THE REQUEST: The listing below must be repeated word for word, with its images excluded.

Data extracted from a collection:

*****

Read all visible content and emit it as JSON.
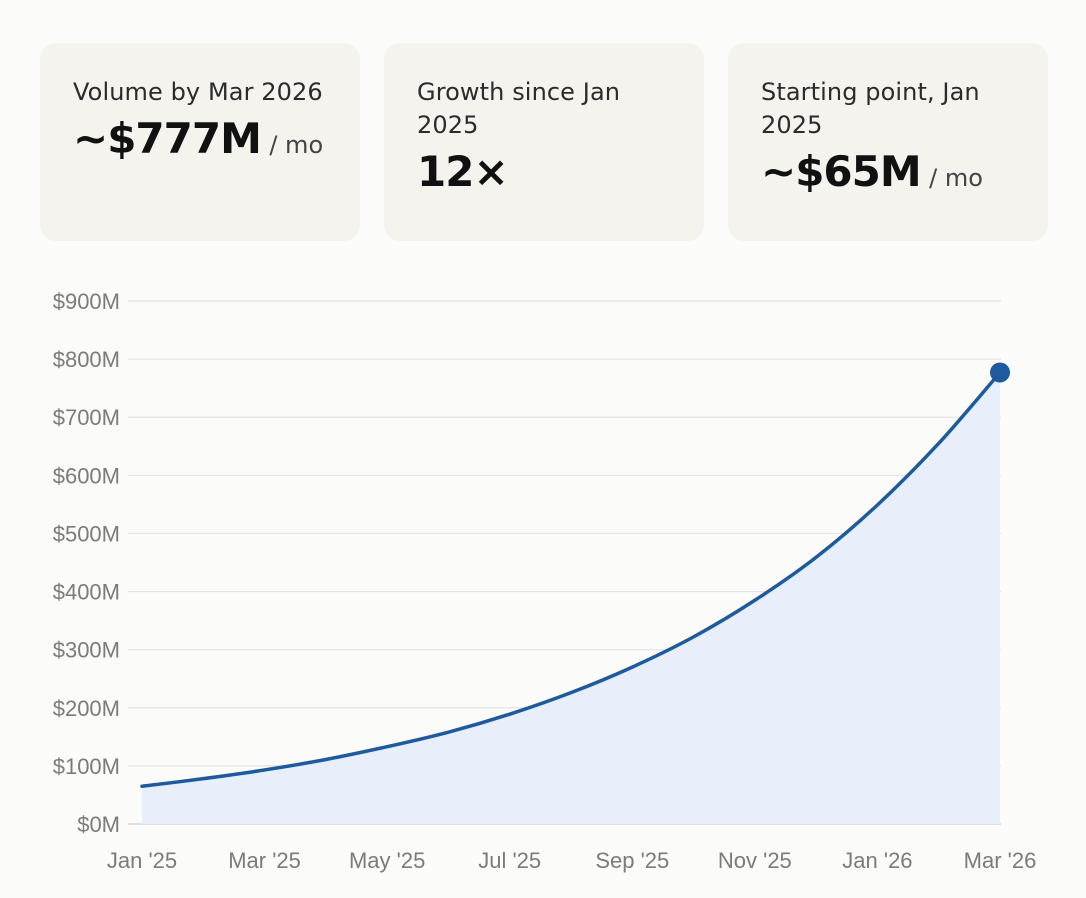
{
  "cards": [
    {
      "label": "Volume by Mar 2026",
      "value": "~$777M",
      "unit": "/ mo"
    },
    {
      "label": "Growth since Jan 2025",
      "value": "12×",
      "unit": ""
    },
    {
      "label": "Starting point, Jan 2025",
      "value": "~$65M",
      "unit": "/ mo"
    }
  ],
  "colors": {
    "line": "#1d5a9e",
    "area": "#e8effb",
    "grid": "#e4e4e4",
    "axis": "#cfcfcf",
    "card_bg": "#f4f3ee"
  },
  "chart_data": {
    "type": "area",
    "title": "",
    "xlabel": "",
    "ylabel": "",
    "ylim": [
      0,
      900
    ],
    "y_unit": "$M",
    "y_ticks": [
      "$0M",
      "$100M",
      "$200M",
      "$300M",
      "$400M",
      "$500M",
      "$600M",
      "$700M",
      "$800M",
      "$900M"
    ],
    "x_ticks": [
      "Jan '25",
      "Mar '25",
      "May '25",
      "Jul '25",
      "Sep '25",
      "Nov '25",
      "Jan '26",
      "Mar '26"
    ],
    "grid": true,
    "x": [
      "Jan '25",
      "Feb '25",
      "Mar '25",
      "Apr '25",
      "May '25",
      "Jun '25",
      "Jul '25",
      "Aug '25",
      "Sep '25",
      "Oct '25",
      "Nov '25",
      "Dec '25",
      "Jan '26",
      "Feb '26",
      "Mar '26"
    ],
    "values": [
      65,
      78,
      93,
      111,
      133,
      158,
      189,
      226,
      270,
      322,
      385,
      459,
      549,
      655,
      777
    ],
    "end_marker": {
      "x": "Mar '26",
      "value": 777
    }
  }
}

*****

ANSWER FOR THE TASK:
Read all visible content and emit it as JSON.
{
  "cards": [
    {
      "label": "Volume by Mar 2026",
      "value": "~$777M",
      "unit": "/ mo"
    },
    {
      "label": "Growth since Jan 2025",
      "value": "12×",
      "unit": ""
    },
    {
      "label": "Starting point, Jan 2025",
      "value": "~$65M",
      "unit": "/ mo"
    }
  ],
  "colors": {
    "line": "#1d5a9e",
    "area": "#e8effb",
    "grid": "#e4e4e4",
    "axis": "#cfcfcf",
    "card_bg": "#f4f3ee"
  },
  "chart_data": {
    "type": "area",
    "title": "",
    "xlabel": "",
    "ylabel": "",
    "ylim": [
      0,
      900
    ],
    "y_unit": "$M",
    "y_ticks": [
      "$0M",
      "$100M",
      "$200M",
      "$300M",
      "$400M",
      "$500M",
      "$600M",
      "$700M",
      "$800M",
      "$900M"
    ],
    "x_ticks": [
      "Jan '25",
      "Mar '25",
      "May '25",
      "Jul '25",
      "Sep '25",
      "Nov '25",
      "Jan '26",
      "Mar '26"
    ],
    "grid": true,
    "x": [
      "Jan '25",
      "Feb '25",
      "Mar '25",
      "Apr '25",
      "May '25",
      "Jun '25",
      "Jul '25",
      "Aug '25",
      "Sep '25",
      "Oct '25",
      "Nov '25",
      "Dec '25",
      "Jan '26",
      "Feb '26",
      "Mar '26"
    ],
    "values": [
      65,
      78,
      93,
      111,
      133,
      158,
      189,
      226,
      270,
      322,
      385,
      459,
      549,
      655,
      777
    ],
    "end_marker": {
      "x": "Mar '26",
      "value": 777
    }
  }
}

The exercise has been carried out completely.